Give back the full listing, character for character, with no pictures.

— Begin Extracted records —

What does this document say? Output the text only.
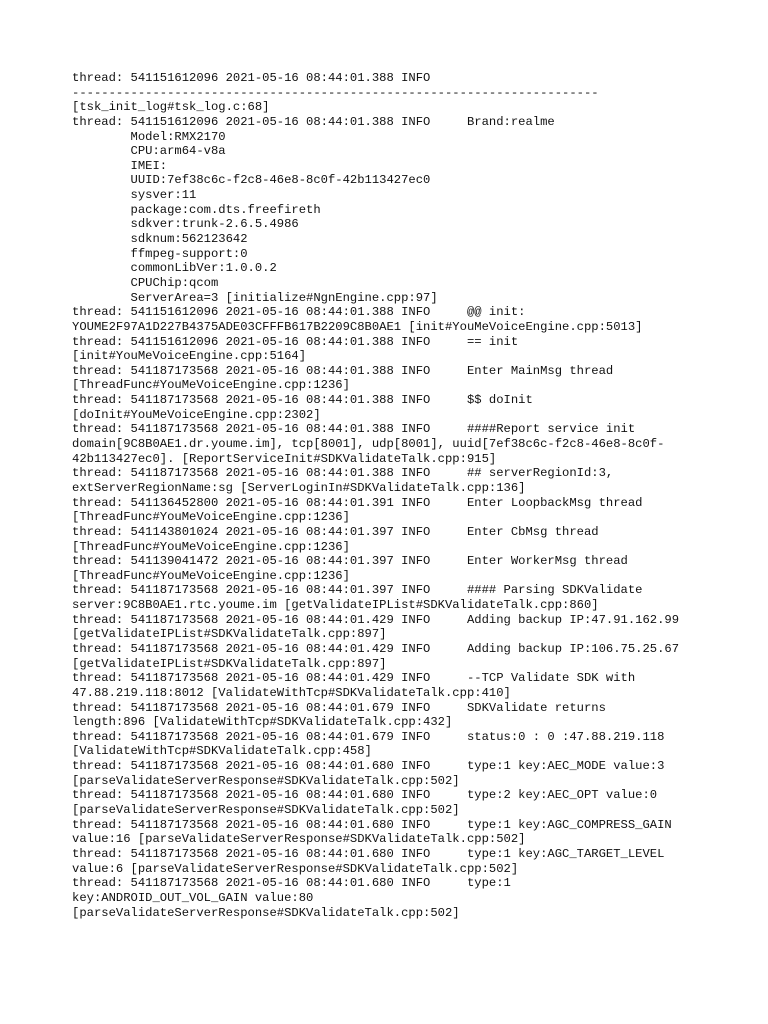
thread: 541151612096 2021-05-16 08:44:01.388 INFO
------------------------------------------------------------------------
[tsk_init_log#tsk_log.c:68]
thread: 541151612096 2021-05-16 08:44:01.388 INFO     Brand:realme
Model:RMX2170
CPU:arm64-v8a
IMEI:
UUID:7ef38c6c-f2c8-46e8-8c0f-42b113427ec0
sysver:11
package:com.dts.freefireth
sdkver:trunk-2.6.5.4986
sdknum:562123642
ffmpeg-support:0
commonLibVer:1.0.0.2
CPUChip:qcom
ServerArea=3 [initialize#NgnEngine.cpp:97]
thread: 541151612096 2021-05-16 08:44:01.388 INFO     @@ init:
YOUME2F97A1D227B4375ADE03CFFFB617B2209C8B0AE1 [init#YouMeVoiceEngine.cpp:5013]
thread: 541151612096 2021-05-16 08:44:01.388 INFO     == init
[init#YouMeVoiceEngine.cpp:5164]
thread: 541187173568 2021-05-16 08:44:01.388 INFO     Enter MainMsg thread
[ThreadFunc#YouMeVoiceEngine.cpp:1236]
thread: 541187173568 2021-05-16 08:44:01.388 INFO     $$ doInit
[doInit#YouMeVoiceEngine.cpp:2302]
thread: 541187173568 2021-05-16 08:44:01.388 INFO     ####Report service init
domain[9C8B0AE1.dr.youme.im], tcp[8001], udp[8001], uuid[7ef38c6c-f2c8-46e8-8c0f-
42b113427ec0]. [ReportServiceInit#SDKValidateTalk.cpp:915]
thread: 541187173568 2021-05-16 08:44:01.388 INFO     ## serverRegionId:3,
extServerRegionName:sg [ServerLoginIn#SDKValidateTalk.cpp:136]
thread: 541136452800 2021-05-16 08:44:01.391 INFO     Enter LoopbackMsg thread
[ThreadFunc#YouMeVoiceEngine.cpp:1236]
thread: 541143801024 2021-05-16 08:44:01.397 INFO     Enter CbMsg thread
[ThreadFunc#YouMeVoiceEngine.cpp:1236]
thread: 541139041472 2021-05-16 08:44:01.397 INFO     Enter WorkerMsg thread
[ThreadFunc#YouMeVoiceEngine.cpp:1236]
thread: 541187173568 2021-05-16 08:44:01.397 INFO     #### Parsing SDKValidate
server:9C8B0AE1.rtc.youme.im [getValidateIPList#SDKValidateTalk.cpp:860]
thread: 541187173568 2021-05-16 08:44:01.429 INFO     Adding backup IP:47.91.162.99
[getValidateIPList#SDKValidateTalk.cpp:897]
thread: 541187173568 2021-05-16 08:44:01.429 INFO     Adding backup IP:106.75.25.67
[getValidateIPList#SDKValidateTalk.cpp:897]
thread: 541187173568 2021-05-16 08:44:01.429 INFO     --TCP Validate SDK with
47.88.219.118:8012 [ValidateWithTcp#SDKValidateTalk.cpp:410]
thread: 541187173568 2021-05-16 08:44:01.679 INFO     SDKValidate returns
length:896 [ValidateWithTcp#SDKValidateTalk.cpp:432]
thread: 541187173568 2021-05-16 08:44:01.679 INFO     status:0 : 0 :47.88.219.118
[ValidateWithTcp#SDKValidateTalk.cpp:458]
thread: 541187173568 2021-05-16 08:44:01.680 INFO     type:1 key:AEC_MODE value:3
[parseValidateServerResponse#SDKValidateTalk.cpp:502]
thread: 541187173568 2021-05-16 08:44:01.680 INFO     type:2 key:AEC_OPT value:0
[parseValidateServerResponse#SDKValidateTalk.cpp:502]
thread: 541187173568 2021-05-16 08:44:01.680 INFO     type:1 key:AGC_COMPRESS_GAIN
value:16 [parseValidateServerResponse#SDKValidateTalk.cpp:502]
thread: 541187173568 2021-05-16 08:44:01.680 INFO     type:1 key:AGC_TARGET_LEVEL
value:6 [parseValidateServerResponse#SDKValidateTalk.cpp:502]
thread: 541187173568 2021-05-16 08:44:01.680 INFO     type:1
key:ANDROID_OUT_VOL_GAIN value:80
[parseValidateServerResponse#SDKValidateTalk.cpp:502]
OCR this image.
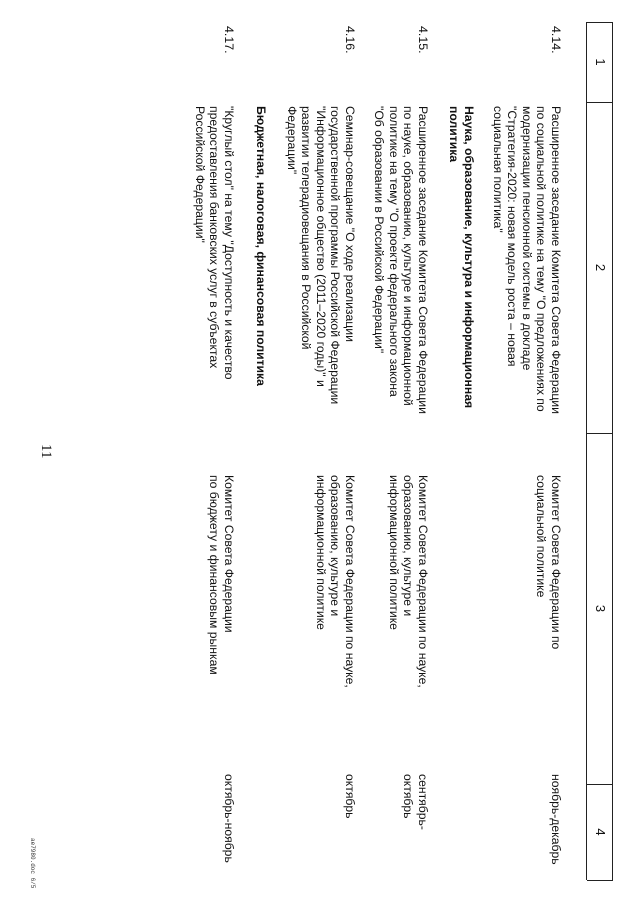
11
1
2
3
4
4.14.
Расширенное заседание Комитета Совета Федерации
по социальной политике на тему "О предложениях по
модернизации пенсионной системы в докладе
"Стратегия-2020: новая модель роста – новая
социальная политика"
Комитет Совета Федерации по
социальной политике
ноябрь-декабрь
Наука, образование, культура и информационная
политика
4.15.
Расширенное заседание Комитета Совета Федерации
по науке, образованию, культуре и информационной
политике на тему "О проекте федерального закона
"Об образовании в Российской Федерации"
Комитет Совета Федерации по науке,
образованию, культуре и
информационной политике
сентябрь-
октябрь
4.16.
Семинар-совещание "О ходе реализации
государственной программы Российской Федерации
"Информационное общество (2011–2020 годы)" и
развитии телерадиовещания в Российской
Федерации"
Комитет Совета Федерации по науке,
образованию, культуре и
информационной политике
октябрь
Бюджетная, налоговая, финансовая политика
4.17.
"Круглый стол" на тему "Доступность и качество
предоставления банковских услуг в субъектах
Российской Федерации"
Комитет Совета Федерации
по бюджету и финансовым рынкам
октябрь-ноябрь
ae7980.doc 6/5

— End Extracted records —

• _The result_
What does this document say? Output the text only.
thread: 541151612096 2021-05-16 08:44:01.388 INFO
------------------------------------------------------------------------
[tsk_init_log#tsk_log.c:68]
thread: 541151612096 2021-05-16 08:44:01.388 INFO     Brand:realme
Model:RMX2170
CPU:arm64-v8a
IMEI:
UUID:7ef38c6c-f2c8-46e8-8c0f-42b113427ec0
sysver:11
package:com.dts.freefireth
sdkver:trunk-2.6.5.4986
sdknum:562123642
ffmpeg-support:0
commonLibVer:1.0.0.2
CPUChip:qcom
ServerArea=3 [initialize#NgnEngine.cpp:97]
thread: 541151612096 2021-05-16 08:44:01.388 INFO     @@ init:
YOUME2F97A1D227B4375ADE03CFFFB617B2209C8B0AE1 [init#YouMeVoiceEngine.cpp:5013]
thread: 541151612096 2021-05-16 08:44:01.388 INFO     == init
[init#YouMeVoiceEngine.cpp:5164]
thread: 541187173568 2021-05-16 08:44:01.388 INFO     Enter MainMsg thread
[ThreadFunc#YouMeVoiceEngine.cpp:1236]
thread: 541187173568 2021-05-16 08:44:01.388 INFO     $$ doInit
[doInit#YouMeVoiceEngine.cpp:2302]
thread: 541187173568 2021-05-16 08:44:01.388 INFO     ####Report service init
domain[9C8B0AE1.dr.youme.im], tcp[8001], udp[8001], uuid[7ef38c6c-f2c8-46e8-8c0f-
42b113427ec0]. [ReportServiceInit#SDKValidateTalk.cpp:915]
thread: 541187173568 2021-05-16 08:44:01.388 INFO     ## serverRegionId:3,
extServerRegionName:sg [ServerLoginIn#SDKValidateTalk.cpp:136]
thread: 541136452800 2021-05-16 08:44:01.391 INFO     Enter LoopbackMsg thread
[ThreadFunc#YouMeVoiceEngine.cpp:1236]
thread: 541143801024 2021-05-16 08:44:01.397 INFO     Enter CbMsg thread
[ThreadFunc#YouMeVoiceEngine.cpp:1236]
thread: 541139041472 2021-05-16 08:44:01.397 INFO     Enter WorkerMsg thread
[ThreadFunc#YouMeVoiceEngine.cpp:1236]
thread: 541187173568 2021-05-16 08:44:01.397 INFO     #### Parsing SDKValidate
server:9C8B0AE1.rtc.youme.im [getValidateIPList#SDKValidateTalk.cpp:860]
thread: 541187173568 2021-05-16 08:44:01.429 INFO     Adding backup IP:47.91.162.99
[getValidateIPList#SDKValidateTalk.cpp:897]
thread: 541187173568 2021-05-16 08:44:01.429 INFO     Adding backup IP:106.75.25.67
[getValidateIPList#SDKValidateTalk.cpp:897]
thread: 541187173568 2021-05-16 08:44:01.429 INFO     --TCP Validate SDK with
47.88.219.118:8012 [ValidateWithTcp#SDKValidateTalk.cpp:410]
thread: 541187173568 2021-05-16 08:44:01.679 INFO     SDKValidate returns
length:896 [ValidateWithTcp#SDKValidateTalk.cpp:432]
thread: 541187173568 2021-05-16 08:44:01.679 INFO     status:0 : 0 :47.88.219.118
[ValidateWithTcp#SDKValidateTalk.cpp:458]
thread: 541187173568 2021-05-16 08:44:01.680 INFO     type:1 key:AEC_MODE value:3
[parseValidateServerResponse#SDKValidateTalk.cpp:502]
thread: 541187173568 2021-05-16 08:44:01.680 INFO     type:2 key:AEC_OPT value:0
[parseValidateServerResponse#SDKValidateTalk.cpp:502]
thread: 541187173568 2021-05-16 08:44:01.680 INFO     type:1 key:AGC_COMPRESS_GAIN
value:16 [parseValidateServerResponse#SDKValidateTalk.cpp:502]
thread: 541187173568 2021-05-16 08:44:01.680 INFO     type:1 key:AGC_TARGET_LEVEL
value:6 [parseValidateServerResponse#SDKValidateTalk.cpp:502]
thread: 541187173568 2021-05-16 08:44:01.680 INFO     type:1
key:ANDROID_OUT_VOL_GAIN value:80
[parseValidateServerResponse#SDKValidateTalk.cpp:502]
OCR this image.
11
1
2
3
4
4.14.
Расширенное заседание Комитета Совета Федерации
по социальной политике на тему "О предложениях по
модернизации пенсионной системы в докладе
"Стратегия-2020: новая модель роста – новая
социальная политика"
Комитет Совета Федерации по
социальной политике
ноябрь-декабрь
Наука, образование, культура и информационная
политика
4.15.
Расширенное заседание Комитета Совета Федерации
по науке, образованию, культуре и информационной
политике на тему "О проекте федерального закона
"Об образовании в Российской Федерации"
Комитет Совета Федерации по науке,
образованию, культуре и
информационной политике
сентябрь-
октябрь
4.16.
Семинар-совещание "О ходе реализации
государственной программы Российской Федерации
"Информационное общество (2011–2020 годы)" и
развитии телерадиовещания в Российской
Федерации"
Комитет Совета Федерации по науке,
образованию, культуре и
информационной политике
октябрь
Бюджетная, налоговая, финансовая политика
4.17.
"Круглый стол" на тему "Доступность и качество
предоставления банковских услуг в субъектах
Российской Федерации"
Комитет Совета Федерации
по бюджету и финансовым рынкам
октябрь-ноябрь
ae7980.doc 6/5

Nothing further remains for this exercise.